**Tasks to carry out**
(a) Please summarize the review text in two sentences.
(b) Write what follows the final sentence of the review text.

**Selected extract**
----

In Fig. 3, it does not become clear that the Hadamard product is feed into a fully connected neural network.

p.10
Individual1 ⊓ Individual2 ⊑ ⊥ should be {Individual1} ⊓ {Individual2} ⊑ ⊥.

p.14 Fig. 5: It is hard to distinguish some of the colours.

p.14 bottom: please clarify why you consider pairs of edges here.

p.16 "yet both under the person class" - but in Fig. 7b, the difference Man \ Person is clearly nonempty.

p.20, at the end: you should discuss some future work

p.28 A version with speaking names would be helpful.
RO_0002200 has not been introduced.

Review #3 submitted on 02/Dec/2025

By Anonymous User
Review Details

Reviewer has chosen to be Anonymous

Overall Impression: Average

Content:
Technical Quality of the paper: Average
Originality of the paper: Yes
Adequacy of the bibliography: Yes, but see detailed comments

Presentation:
Adequacy of the abstract: Yes
Introduction: background and motivation: Good
Organization of the paper: Needs improvement
Level of English: Satisfactory
Overall presentation: Average

Detailed Comments:

The paper proposes an embedding method for knowledge graphs using graph neural networks in combination with box embeddings. This is demonstrated on the tasks of predictions and evaluation of KG revisions.
The topic is in scope of the Nai-journal and presents an interesting extension for modeling ontological information geometrically. It seems to be a sufficient extension of the conference article.
The overall aim of the paper is not fully clear: whereas the title proposes a general framework for an embedding method, the paper is highly focused on one specific use case. Therefore, it would be necessary to make the distinction between general approach and application to the use case clearer in the whole paper. E.g., Section 3 could be focused on the general approach, whereas section 4 would describe the specific KG. This would also increase the understandability of the approach, as it is partly not clear which design decisions are use case focused and which are general decisions for the approach.

----

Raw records

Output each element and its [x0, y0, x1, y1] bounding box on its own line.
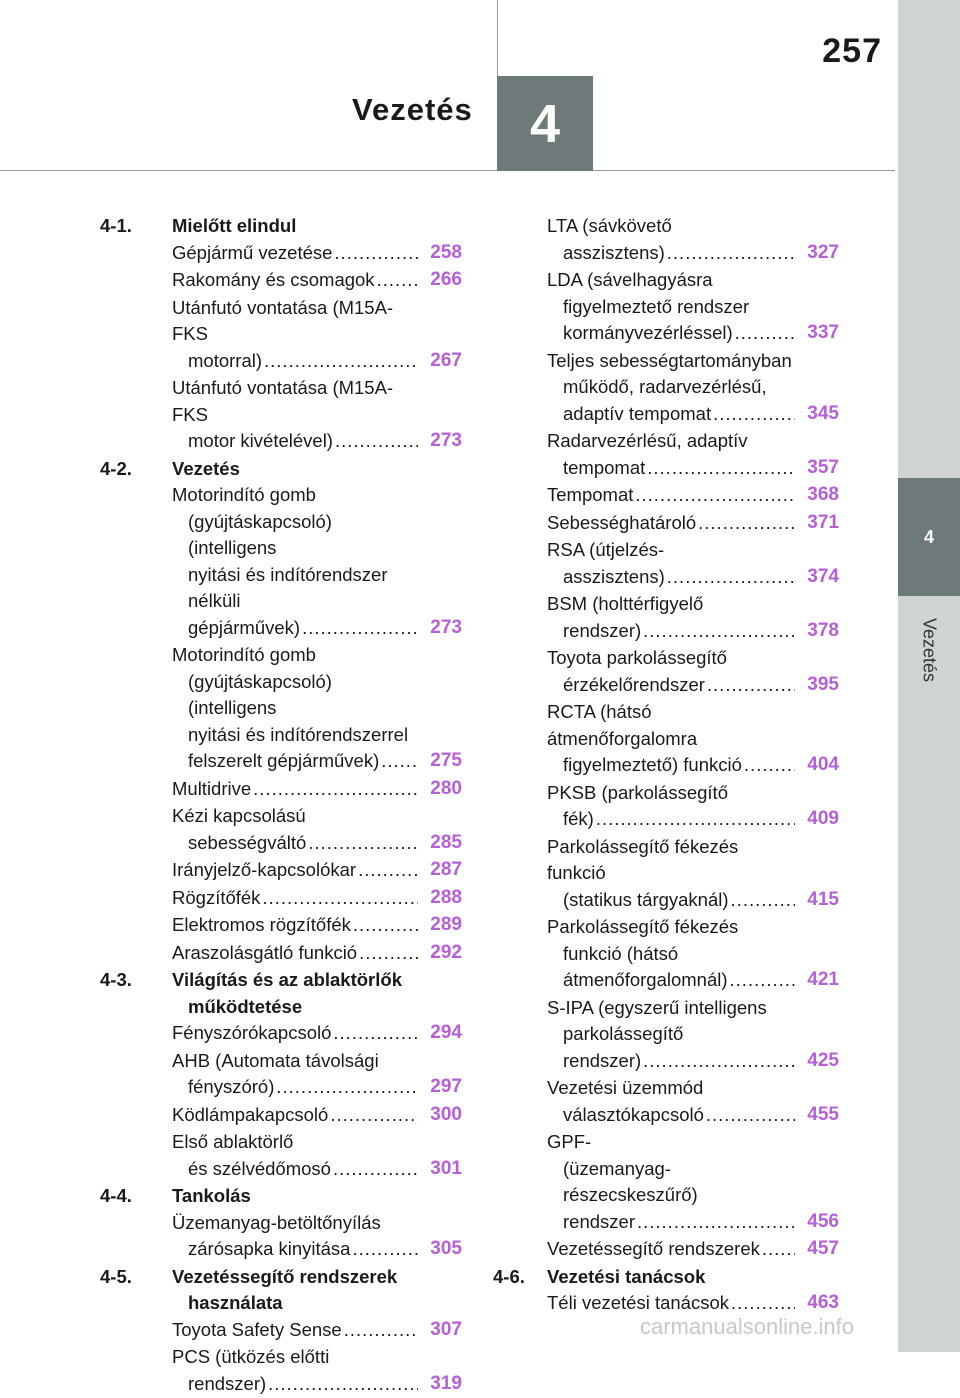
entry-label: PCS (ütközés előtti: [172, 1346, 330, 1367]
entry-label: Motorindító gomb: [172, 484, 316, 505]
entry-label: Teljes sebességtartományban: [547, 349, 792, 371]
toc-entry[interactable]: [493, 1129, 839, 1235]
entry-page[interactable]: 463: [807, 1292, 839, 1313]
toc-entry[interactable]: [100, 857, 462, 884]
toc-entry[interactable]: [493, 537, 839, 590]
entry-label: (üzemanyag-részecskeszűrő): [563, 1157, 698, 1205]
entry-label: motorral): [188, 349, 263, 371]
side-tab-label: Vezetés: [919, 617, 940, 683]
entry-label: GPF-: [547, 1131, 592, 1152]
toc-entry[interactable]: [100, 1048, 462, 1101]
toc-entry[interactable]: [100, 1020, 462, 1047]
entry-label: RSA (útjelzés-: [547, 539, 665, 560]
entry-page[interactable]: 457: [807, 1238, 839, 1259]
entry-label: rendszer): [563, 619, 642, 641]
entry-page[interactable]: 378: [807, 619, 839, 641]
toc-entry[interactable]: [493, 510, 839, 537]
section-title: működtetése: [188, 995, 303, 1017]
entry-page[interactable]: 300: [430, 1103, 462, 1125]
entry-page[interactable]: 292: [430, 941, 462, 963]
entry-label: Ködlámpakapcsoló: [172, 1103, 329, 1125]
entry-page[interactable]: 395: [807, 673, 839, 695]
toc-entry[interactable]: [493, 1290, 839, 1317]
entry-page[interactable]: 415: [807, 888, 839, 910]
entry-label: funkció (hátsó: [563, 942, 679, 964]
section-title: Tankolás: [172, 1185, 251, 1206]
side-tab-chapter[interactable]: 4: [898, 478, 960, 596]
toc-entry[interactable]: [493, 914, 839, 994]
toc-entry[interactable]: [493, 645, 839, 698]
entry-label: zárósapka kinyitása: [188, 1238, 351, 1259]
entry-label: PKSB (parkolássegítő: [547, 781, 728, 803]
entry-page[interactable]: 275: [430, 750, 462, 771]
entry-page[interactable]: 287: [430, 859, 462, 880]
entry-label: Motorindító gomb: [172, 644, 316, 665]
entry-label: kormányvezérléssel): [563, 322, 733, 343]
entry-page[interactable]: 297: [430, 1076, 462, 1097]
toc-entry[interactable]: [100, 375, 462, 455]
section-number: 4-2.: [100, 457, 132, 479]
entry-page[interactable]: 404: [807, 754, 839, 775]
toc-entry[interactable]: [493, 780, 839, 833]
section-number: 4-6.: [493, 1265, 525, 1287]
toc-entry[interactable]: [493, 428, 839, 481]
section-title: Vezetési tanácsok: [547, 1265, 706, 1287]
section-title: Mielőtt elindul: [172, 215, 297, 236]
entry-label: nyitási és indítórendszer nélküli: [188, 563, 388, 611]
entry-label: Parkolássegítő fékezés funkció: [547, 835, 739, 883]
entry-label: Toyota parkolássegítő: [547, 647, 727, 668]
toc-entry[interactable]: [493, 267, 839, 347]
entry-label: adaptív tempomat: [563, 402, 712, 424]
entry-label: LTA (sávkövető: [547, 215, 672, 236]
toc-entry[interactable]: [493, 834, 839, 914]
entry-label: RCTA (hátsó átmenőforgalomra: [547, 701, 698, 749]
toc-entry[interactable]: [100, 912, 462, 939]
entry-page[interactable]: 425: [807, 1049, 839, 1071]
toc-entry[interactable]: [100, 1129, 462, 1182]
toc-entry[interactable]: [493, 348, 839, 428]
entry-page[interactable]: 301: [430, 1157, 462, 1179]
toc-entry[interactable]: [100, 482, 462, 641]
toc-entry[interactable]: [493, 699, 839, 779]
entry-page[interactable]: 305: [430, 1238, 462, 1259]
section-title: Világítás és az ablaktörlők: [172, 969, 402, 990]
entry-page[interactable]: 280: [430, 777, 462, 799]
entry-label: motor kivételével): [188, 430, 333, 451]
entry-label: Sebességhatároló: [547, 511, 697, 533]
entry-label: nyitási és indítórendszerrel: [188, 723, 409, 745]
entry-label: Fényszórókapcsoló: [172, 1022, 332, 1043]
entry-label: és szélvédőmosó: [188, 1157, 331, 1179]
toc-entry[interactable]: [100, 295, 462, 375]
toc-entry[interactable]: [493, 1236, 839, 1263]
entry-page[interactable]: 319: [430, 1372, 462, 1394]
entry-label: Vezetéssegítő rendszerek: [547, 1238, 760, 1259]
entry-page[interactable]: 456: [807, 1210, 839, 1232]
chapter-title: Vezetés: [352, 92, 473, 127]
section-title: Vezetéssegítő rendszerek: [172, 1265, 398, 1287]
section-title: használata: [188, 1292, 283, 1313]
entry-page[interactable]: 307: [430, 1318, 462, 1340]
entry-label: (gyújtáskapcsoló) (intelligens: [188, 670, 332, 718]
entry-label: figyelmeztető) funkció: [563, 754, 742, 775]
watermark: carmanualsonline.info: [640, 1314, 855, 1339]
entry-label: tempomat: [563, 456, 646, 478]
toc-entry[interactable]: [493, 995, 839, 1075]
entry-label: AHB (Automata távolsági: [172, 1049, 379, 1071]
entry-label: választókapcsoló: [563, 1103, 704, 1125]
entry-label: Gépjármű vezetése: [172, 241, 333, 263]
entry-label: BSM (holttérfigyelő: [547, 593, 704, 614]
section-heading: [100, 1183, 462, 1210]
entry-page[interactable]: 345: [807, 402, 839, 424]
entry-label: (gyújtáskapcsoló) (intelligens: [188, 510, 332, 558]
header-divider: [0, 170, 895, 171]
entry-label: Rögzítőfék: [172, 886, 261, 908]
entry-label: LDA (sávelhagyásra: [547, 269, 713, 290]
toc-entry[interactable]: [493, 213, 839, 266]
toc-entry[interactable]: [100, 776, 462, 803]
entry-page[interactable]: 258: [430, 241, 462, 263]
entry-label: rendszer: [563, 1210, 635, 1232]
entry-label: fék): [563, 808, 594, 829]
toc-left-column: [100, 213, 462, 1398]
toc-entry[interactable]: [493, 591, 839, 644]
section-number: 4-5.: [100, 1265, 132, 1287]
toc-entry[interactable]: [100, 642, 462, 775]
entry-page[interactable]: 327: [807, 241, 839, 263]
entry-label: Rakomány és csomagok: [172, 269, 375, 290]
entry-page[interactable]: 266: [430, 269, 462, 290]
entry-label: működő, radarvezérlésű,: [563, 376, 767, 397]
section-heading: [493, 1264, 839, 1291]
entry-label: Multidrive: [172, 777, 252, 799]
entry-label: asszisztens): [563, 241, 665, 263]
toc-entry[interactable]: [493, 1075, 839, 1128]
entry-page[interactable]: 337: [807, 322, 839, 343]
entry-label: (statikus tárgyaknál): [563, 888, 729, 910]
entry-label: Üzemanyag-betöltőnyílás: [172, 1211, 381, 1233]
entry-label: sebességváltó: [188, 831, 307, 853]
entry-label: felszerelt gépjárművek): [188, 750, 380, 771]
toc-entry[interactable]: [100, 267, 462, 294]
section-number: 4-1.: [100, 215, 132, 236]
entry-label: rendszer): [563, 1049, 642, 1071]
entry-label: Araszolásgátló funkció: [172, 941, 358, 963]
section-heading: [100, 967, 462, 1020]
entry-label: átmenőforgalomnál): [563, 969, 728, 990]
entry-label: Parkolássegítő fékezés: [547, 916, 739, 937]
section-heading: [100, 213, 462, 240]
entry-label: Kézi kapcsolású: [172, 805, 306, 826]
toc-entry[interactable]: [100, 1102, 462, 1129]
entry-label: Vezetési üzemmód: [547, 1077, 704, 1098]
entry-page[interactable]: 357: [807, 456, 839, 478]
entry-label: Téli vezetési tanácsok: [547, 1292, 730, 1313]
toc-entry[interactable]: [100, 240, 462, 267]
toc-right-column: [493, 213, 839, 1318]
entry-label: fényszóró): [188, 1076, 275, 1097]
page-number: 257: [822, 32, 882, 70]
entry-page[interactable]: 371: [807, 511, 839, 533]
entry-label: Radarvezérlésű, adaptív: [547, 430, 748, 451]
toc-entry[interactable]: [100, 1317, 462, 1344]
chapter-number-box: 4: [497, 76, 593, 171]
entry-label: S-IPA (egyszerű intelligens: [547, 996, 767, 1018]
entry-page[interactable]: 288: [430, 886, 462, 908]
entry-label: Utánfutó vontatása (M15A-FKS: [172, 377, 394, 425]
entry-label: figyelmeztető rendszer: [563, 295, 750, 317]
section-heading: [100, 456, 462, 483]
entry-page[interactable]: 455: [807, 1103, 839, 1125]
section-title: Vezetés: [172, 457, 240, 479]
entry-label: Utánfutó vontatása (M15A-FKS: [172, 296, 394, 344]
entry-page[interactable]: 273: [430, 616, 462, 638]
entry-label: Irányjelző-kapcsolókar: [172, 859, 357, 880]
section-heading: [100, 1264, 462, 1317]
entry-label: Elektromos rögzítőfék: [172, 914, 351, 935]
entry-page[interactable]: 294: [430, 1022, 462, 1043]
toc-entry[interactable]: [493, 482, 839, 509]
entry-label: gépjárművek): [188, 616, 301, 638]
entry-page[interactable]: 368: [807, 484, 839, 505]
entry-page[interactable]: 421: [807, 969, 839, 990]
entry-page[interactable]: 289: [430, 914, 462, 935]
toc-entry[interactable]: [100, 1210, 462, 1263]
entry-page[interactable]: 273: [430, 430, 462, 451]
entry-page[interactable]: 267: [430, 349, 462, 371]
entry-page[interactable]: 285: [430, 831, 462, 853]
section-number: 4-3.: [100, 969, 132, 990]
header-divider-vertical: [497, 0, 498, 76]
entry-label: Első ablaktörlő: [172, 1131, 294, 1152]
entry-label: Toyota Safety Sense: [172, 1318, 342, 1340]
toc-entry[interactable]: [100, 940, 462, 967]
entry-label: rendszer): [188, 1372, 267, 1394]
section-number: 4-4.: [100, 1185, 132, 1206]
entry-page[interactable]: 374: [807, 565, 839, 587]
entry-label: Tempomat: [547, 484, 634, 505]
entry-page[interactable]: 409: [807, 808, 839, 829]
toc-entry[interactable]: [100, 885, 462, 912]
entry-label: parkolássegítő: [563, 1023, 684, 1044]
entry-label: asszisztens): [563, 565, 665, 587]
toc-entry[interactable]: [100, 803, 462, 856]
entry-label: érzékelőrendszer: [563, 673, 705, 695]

----

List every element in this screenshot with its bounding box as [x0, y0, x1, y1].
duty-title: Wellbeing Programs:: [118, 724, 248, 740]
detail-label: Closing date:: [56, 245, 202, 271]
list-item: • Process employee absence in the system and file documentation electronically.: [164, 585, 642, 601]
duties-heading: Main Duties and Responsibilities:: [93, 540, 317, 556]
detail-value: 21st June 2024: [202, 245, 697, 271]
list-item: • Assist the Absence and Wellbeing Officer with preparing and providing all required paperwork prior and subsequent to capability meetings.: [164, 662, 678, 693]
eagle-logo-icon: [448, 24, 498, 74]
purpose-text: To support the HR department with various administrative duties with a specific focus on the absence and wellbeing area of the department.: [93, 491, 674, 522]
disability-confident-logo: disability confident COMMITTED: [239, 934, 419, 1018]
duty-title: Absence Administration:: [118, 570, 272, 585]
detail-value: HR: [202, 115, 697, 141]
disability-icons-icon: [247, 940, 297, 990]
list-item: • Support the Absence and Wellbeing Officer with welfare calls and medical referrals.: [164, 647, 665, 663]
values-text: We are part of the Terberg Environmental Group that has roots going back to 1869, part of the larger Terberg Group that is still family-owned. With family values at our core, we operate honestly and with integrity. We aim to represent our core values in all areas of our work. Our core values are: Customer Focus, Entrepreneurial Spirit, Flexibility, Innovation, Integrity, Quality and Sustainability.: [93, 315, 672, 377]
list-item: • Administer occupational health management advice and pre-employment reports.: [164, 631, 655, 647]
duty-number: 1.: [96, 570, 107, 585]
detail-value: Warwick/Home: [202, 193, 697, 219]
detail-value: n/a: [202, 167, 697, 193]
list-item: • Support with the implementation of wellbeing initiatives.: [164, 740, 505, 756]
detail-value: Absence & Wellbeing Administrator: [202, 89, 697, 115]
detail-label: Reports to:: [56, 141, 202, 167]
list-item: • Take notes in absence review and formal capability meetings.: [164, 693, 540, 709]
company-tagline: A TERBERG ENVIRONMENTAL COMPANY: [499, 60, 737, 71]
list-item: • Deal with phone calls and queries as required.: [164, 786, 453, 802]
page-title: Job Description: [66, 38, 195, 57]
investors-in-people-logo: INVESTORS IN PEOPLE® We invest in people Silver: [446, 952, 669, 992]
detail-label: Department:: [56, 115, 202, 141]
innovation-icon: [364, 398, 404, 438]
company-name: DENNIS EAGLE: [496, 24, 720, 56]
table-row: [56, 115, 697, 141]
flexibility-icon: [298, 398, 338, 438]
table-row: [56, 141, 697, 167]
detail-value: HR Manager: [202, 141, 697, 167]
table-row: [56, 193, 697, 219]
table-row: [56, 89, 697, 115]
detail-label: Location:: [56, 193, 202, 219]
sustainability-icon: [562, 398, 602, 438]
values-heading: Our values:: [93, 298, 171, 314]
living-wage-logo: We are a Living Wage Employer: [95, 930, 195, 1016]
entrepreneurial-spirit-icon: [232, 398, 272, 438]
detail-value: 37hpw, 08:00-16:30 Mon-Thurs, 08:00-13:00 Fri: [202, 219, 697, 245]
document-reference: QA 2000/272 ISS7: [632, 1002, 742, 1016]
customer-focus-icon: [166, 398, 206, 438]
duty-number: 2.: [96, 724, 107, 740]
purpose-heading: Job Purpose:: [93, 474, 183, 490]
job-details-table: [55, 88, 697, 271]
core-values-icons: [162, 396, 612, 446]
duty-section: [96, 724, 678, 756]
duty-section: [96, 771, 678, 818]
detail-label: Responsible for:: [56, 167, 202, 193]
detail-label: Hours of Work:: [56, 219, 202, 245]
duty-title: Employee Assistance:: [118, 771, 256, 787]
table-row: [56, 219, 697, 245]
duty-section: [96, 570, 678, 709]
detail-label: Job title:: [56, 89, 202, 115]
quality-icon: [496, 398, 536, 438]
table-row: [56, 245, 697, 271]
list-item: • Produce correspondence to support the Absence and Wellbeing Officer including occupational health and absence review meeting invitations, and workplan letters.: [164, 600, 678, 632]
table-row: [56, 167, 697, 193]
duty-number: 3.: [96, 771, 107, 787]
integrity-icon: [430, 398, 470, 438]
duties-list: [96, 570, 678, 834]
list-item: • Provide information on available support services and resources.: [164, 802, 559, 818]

----

**Task results**
(a) The review text first lists page-specific comments on a paper, noting among other points that Fig. 3 does not make clear that the Hadamard product is fed into a fully connected neural network, that some colours in Fig. 5 are hard to distinguish, and that some future work should be discussed at the end. Review #3 then rates the paper's overall impression as average and describes it as proposing a knowledge graph embedding method that combines graph neural networks with box embeddings, but finds its overall aim not fully clear and asks for a clearer distinction between the general approach and its application to one specific use case.

(b)
The approach of combining a box embedding and a GNN seems to be promising, however, it needs a more detailed explanation and evaluation. Many preliminaries are not introduced, e.g. Description Logics, GNNs, GraphSAGE, etc. making parts of the paper hard to follow.
Three different use cases of the approach are given, exemplifying the usefulness of the approach. However, the approach could have been evaluated in more detail, especially comparing it to other approaches and using different datasets.
As the idea and the results are promising, I think that the paper could be acceptable based on some revisions, as stated in detail below.

Detailed comments:
# Abstract
- "interpretability techniques to identify co-occurring edges...": This sentence is unclear: What are interpretability techniques, what is an edge? Is a relation meant?
- The abstract should briefly state the results of the experimental section

# Introduction and Related Work
- As this is a journal paper, there is enough space to make an explicit related work section and to discuss the related work in a lot more detail.
- The distinction between KGs as set of (subject, predicate, object)-triples and KGs enriched with ontological or hierarchical information should be made clear in the beginning, such that it gets clear which approach is able to model concept- and which only instance-information.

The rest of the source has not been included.